I have only shared a slice of myself through my blog posts through the past couple of years. I’ve shared my passion for learning and my belief that technology can effectively foster more active, critical experiences for our students than the types of experiences they too frequently encounter in higher education today. In this blog post, I wish to hone in on a more focused issue that is the cornerstone of higher education in the US and, perhaps, the most vulnerable of all in some of our 50 states today — affordable access to all.

I am a Californian. I grew up in the heart of Silicon Valley, in south San Jose in a beautiful area near the foothills of the Santa Cruz mountains area known as Almaden Valley. My father was a research chemist for more than 30-years at the IBM Research Lab and my mother raised me and my two sisters and was actively involved in our schools (I have a memory of a friend in elementary school asking me if my mom “owned the school” — just a taste of how “involved” she was). Needless to say, the importance of education was instilled in me from early on. But what my parents actively instilled in me was more than just the importance of getting an “education.”

My father came from a very poor family in New Jersey in which he was one of fifteen children. His mother died suddenly before he completed junior high and his father pushed him to work early to make money for the family. My dad grew up with a relentless passion for reading, one that has never ceased. He tells me stories about how he would be scolded for “wasting time” if his father discovered him reading a book, rather than “working.” So to fulfill his passion for learning, he would take books from dumpsters while nobody was looking and read them under the covers by flashlight at night.

After high school, he tried diligently to get a college degree in New Jersey but it proved too challenging and expensive. He couldn’t seem to work enough hours during the day as a mechanic to still have time and energy to go to school and study at night. And then something magical occurred. There was a football coach who was spreading a magical story about schools in California giving away college educations for free. These magical wonderlands were referred to as “community colleges.”

My father gave up everything in his home town — he quit his job, said good-bye to his friends and family, and left town in his car with only dollars in his pocket. He drove across the country to a small town in California called Porterville where he attended Porterville Community College. He began taking classes there, for free. He was the first in his family to graduate from high school and now he was the first to be attending college. He fulfilled the requirements for his AA degree and then moved on to San Jose State, part of the now 23-campus CSU system, where he complete both an undergraduate degree and master’s degree. Then he proceed out of state to Iowa State where he successfully completed his PhD in Chemistry. My dad is, to me, the greatest community college success story that exists.

┄┄┄┄┄┄┄┄┄┄

Problem statement: Extend the blog post about the writer's father and affordable access to college, beginning right after its last sentence.

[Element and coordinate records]
┄┄┄┄┄┄┄┄┄┄

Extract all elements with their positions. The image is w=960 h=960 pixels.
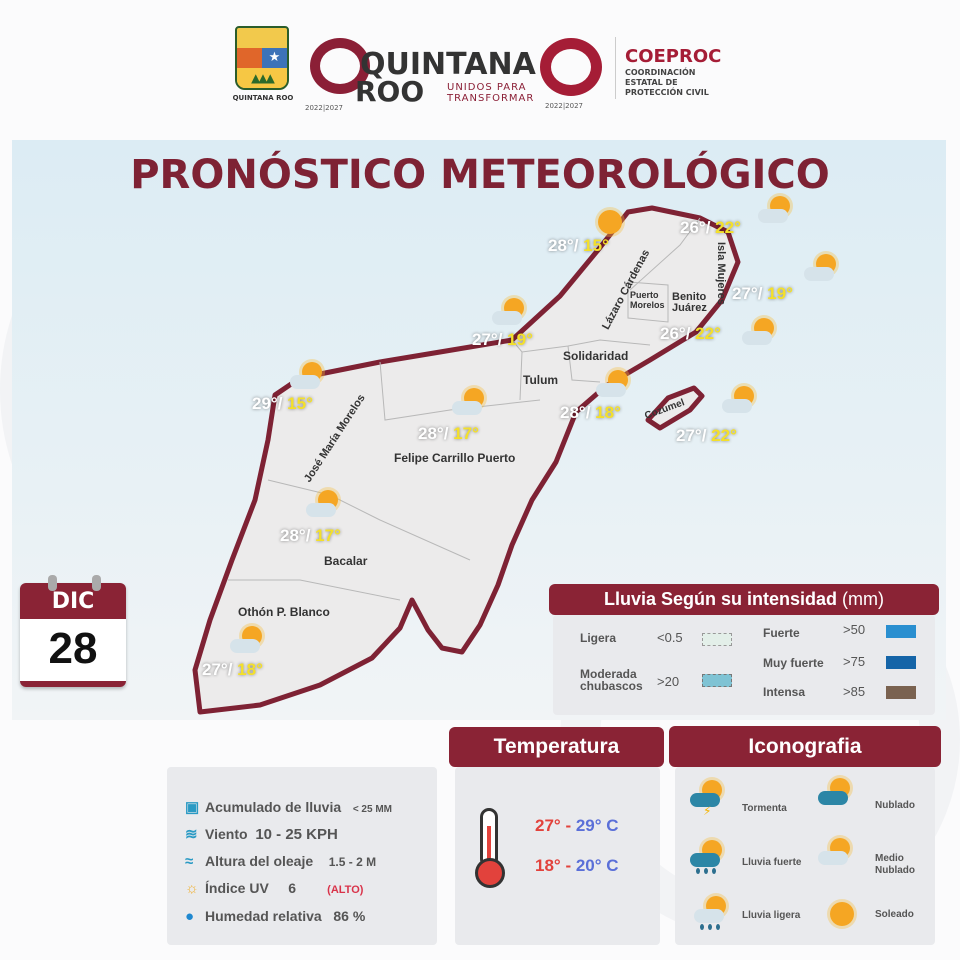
rain-label: Intensa — [763, 685, 806, 699]
q-logo-mark-2 — [540, 38, 602, 96]
rain-swatch-moderada — [702, 674, 732, 687]
uv-icon: ☼ — [185, 880, 199, 897]
municipality-label: Solidaridad — [563, 349, 629, 363]
municipality-label: Bacalar — [324, 554, 368, 568]
condition-humidity: ● Humedad relativa 86 % — [185, 908, 366, 925]
waves-icon: ≈ — [185, 853, 194, 870]
forecast-temp: 28°/ 17° — [280, 526, 341, 545]
date-card: DIC 28 — [20, 583, 126, 687]
municipality-label: Tulum — [523, 373, 559, 387]
forecast-temp: 26°/ 22° — [680, 218, 741, 237]
rain-label: Ligera — [580, 631, 617, 645]
rain-swatch-fuerte — [886, 625, 916, 638]
partly-cloudy-icon — [596, 370, 632, 400]
q-logo-mark — [310, 38, 370, 94]
state-shield-logo: ★ ▲▲▲ — [235, 26, 289, 90]
cloudy-icon — [818, 778, 854, 808]
storm-icon: ⚡ — [690, 780, 726, 818]
brand-period: 2022|2027 — [305, 104, 343, 112]
partly-cloudy-icon — [452, 388, 488, 418]
date-day: 28 — [20, 619, 126, 681]
rain-legend — [553, 615, 935, 715]
condition-rain: ▣ Acumulado de lluvia < 25 MM — [185, 799, 392, 816]
iconography-label: Tormenta — [742, 803, 787, 814]
forecast-temp: 27°/ 18° — [202, 660, 263, 679]
rain-label: Muy fuerte — [763, 656, 824, 670]
partly-cloudy-icon — [722, 386, 758, 416]
brand-line1: QUINTANA — [360, 47, 536, 82]
divider — [615, 37, 616, 99]
iconography-label: Lluvia ligera — [742, 910, 801, 921]
min-temp-range: 18° - 20° C — [535, 856, 619, 875]
light-rain-icon — [694, 896, 730, 930]
heavy-rain-icon — [690, 840, 726, 874]
partly-cloudy-icon — [306, 490, 342, 520]
forecast-temp: 27°/ 22° — [676, 426, 737, 445]
iconography-label: Lluvia fuerte — [742, 857, 802, 868]
sunny-icon — [822, 898, 858, 928]
brand-line2: ROO — [355, 75, 425, 108]
municipality-label: Othón P. Blanco — [238, 605, 330, 619]
coeproc-logo: COEPROC — [625, 46, 722, 67]
calendar-ring-icon — [48, 575, 57, 591]
rain-value: >85 — [843, 684, 866, 699]
municipality-label: Isla Mujeres — [715, 242, 727, 305]
partly-cloudy-icon — [742, 318, 778, 348]
rain-value: <0.5 — [657, 630, 683, 645]
date-month: DIC — [20, 583, 126, 619]
header-logos: ★ ▲▲▲ QUINTANA ROO QUINTANA ROO UNIDOS PA… — [0, 20, 960, 115]
partly-cloudy-icon — [230, 626, 266, 656]
rain-label: Moderada chubascos — [580, 667, 643, 693]
rain-gauge-icon: ▣ — [185, 799, 200, 816]
rain-value: >50 — [843, 622, 866, 637]
rain-swatch-muy-fuerte — [886, 656, 916, 669]
coeproc-subtitle: COORDINACIÓN ESTATAL DE PROTECCIÓN CIVIL — [625, 68, 709, 97]
forecast-temp: 29°/ 15° — [252, 394, 313, 413]
forecast-temp: 27°/ 19° — [472, 330, 533, 349]
condition-uv: ☼ Índice UV 6 (ALTO) — [185, 880, 364, 897]
rain-swatch-ligera — [702, 633, 732, 646]
municipality-label: Felipe Carrillo Puerto — [394, 451, 516, 465]
iconography-label: Nublado — [875, 800, 915, 811]
forecast-temp: 28°/ 17° — [418, 424, 479, 443]
shield-caption: QUINTANA ROO — [232, 94, 294, 102]
partly-cloudy-icon — [818, 838, 854, 868]
brand-slogan: UNIDOS PARA TRANSFORMAR — [447, 82, 535, 104]
wind-icon: ≋ — [185, 826, 198, 843]
rain-label: Fuerte — [763, 626, 800, 640]
thermometer-bulb-icon — [475, 858, 505, 888]
sunny-icon — [590, 206, 626, 236]
municipality-label: Benito Juárez — [672, 291, 707, 314]
cozumel-island — [645, 385, 705, 431]
municipal-borders — [228, 217, 701, 601]
partly-cloudy-icon — [290, 362, 326, 392]
rain-value: >75 — [843, 654, 866, 669]
temperature-header: Temperatura — [449, 727, 664, 767]
forecast-temp: 26°/ 22° — [660, 324, 721, 343]
municipality-label: Puerto Morelos — [630, 290, 665, 310]
humidity-drop-icon: ● — [185, 908, 195, 925]
page-title: PRONÓSTICO METEOROLÓGICO — [130, 152, 830, 198]
logo2-period: 2022|2027 — [545, 102, 583, 110]
rain-legend-header: Lluvia Según su intensidad (mm) — [549, 584, 939, 615]
forecast-temp: 27°/ 19° — [732, 284, 793, 303]
forecast-temp: 28°/ 15° — [548, 236, 609, 255]
iconography-label: Soleado — [875, 909, 914, 920]
condition-wind: ≋ Viento 10 - 25 KPH — [185, 826, 338, 843]
max-temp-range: 27° - 29° C — [535, 816, 619, 835]
partly-cloudy-icon — [492, 298, 528, 328]
condition-waves: ≈ Altura del oleaje 1.5 - 2 M — [185, 853, 377, 870]
rain-value: >20 — [657, 674, 680, 689]
iconography-label: Medio Nublado — [875, 853, 915, 876]
forecast-temp: 28°/ 18° — [560, 403, 621, 422]
conditions-panel — [167, 767, 437, 945]
calendar-ring-icon — [92, 575, 101, 591]
partly-cloudy-icon — [804, 254, 840, 284]
partly-cloudy-icon — [758, 196, 794, 226]
iconography-header: Iconografia — [669, 726, 941, 767]
rain-swatch-intensa — [886, 686, 916, 699]
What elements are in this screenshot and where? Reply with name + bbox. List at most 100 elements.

┄┄┄┄┄┄┄┄┄┄

Final result:
Rarely do we think of a community college contributing to a college student’s success when we hear of him earning a PhD. But if you were to ask my dad which institution was the most critical to his success, he would tell you it was Porterville Community College, no doubt. In fact, just a couple of years ago, he returned to the campus with two classmates, roughly 50 years after they graduated, just to pay homage to the campus that granted them access to education. If it wasn’t for Porterville CC, that PhD would have been nothing other than a day dream in the mind of a tired car mechanic in New Jersey. My dad’s story reminds me everyday why community colleges’ commitment to affordable access to higher education by all is so very crucial to supporting success to the future of our country. And I think of his story each time I read a story about the current California budget cuts, respond to a former student who wants me to write a letter of recommendation for applications, or look into the eyes of my two young children and wonder about their own futures.

Imagine, just imagine, how many students in the next few years alone will be squeezed out of the higher education system in California due to the current budget crisis. Just this year, public higher ed institutions have coped with over $1 billion in budget cuts. Over two years, these cuts are projected to reach the $3 billion mark — it’s going to get much worse, folks.

Community colleges in California are already stretched beyond their current budget capacity. The public needs to clearly understand that a crowded community college does not receive the money from student tuition. This money is returned directly to the California general fund. CCCs are funded based on a growth formula determined by the state. If a college exceeds the growth they are allotted, they are serving students they don’t have money to support. In other words, community colleges do not financially benefit from crowded classrooms. That’s the harsh reality of community colleges.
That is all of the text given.